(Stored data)
──────────────────────────────
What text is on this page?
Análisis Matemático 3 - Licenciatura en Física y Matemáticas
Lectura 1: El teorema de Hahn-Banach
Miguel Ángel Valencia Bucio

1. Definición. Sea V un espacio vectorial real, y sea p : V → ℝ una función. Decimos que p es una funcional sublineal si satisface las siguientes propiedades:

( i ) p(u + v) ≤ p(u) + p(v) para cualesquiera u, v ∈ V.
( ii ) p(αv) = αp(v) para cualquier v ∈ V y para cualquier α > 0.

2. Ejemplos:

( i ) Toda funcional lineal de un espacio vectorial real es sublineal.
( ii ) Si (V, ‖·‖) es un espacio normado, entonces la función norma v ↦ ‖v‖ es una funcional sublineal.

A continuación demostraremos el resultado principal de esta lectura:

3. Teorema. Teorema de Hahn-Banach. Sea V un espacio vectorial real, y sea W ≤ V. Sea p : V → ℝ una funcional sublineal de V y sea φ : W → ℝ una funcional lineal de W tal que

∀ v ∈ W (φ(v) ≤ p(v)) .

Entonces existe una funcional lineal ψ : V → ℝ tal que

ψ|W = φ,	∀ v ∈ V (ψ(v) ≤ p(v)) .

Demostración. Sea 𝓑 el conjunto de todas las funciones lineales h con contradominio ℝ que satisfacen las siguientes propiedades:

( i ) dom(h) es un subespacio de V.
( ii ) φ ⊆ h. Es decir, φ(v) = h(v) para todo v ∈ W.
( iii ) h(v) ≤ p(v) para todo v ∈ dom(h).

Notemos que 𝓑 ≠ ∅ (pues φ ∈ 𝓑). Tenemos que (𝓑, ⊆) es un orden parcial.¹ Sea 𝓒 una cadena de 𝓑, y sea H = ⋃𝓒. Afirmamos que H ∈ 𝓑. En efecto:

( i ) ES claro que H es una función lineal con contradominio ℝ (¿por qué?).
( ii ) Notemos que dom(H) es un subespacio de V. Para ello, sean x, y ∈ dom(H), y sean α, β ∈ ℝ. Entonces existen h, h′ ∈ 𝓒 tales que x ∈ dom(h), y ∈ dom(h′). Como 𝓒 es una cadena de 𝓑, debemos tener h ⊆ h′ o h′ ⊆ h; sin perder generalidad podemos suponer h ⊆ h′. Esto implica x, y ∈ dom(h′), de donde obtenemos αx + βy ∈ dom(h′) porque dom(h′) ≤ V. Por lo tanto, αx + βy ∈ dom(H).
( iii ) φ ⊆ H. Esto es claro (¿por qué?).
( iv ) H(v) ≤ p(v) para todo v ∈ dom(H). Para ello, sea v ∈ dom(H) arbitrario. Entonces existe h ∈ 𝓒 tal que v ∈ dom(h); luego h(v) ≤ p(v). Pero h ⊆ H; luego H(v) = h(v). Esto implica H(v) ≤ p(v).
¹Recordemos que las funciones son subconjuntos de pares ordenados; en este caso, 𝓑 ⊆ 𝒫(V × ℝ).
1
──────────────────────────────
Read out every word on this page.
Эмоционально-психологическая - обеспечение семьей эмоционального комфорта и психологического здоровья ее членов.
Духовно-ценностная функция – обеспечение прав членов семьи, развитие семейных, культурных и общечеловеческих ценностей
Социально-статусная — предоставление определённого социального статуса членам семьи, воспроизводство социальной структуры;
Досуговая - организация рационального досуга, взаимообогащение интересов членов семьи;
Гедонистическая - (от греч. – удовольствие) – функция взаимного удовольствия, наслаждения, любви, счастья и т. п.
──────────────────────────────
__Task to carry out__
Say how many lines include the word "contradominio"; reply with the number alone.

__Result of the task__
2